Where a line of the listing below includes the word "with", reproduce that line.

* [Exercise input]
* Start *

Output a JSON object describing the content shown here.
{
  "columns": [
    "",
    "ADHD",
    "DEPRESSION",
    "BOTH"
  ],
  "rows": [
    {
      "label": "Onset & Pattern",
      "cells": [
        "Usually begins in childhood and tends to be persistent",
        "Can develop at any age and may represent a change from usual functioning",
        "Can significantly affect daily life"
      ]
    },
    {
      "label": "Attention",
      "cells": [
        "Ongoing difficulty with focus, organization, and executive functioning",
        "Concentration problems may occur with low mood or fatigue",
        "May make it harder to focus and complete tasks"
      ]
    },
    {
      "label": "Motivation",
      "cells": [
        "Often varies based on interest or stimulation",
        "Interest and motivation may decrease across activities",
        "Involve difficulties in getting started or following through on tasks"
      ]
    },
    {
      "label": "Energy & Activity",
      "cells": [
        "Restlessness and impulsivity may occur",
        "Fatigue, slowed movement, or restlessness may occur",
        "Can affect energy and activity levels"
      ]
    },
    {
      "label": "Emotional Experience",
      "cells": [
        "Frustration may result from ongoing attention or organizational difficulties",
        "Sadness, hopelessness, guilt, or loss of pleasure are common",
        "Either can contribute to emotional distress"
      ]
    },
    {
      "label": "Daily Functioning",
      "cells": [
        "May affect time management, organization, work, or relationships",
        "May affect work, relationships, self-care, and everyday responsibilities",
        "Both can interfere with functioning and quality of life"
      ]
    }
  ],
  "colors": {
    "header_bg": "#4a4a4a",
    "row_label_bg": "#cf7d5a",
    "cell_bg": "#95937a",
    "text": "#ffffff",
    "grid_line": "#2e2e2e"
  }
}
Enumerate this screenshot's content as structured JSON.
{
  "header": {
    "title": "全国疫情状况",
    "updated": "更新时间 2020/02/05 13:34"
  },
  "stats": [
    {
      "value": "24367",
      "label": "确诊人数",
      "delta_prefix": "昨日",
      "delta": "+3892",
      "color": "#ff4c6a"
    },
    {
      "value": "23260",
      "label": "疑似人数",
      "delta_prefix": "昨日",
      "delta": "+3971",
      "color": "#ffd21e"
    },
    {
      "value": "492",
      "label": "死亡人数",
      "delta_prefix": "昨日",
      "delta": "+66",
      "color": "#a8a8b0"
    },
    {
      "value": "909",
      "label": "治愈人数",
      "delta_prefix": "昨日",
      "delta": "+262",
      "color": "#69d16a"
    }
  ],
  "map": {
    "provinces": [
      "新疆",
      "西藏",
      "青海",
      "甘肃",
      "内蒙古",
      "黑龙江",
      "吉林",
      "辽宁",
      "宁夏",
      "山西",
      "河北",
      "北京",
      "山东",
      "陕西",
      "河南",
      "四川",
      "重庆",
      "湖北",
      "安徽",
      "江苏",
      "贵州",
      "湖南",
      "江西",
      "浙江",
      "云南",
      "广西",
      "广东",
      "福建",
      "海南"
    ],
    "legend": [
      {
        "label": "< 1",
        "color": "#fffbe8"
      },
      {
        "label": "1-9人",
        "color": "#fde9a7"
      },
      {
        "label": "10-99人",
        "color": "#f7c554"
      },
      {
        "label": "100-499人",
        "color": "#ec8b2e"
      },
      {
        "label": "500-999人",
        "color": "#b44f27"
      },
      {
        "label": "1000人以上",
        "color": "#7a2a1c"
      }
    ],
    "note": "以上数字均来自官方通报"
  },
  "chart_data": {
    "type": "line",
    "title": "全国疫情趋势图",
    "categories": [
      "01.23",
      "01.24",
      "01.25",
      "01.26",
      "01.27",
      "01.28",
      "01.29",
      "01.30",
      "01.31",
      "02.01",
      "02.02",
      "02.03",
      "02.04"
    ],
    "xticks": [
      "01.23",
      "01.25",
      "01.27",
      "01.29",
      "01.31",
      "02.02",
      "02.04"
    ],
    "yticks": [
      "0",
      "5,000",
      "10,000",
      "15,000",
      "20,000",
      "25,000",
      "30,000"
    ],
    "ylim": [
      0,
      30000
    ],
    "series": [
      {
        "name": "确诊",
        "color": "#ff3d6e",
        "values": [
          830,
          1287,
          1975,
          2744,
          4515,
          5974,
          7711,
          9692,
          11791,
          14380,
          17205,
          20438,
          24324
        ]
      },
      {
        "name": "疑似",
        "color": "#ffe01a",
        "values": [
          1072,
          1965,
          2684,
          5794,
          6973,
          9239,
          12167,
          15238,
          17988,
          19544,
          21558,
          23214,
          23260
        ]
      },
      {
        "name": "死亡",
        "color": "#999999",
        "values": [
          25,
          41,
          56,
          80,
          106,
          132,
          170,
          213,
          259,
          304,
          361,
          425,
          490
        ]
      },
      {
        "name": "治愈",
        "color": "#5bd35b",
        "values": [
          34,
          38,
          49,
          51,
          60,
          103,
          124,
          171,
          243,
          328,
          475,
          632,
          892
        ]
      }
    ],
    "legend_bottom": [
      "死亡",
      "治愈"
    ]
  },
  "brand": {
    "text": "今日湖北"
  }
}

* End *

* [Solution for this problem]
        "Ongoing difficulty with focus, organization, and executive functioning",
        "Concentration problems may occur with low mood or fatigue",
        "Both can interfere with functioning and quality of life"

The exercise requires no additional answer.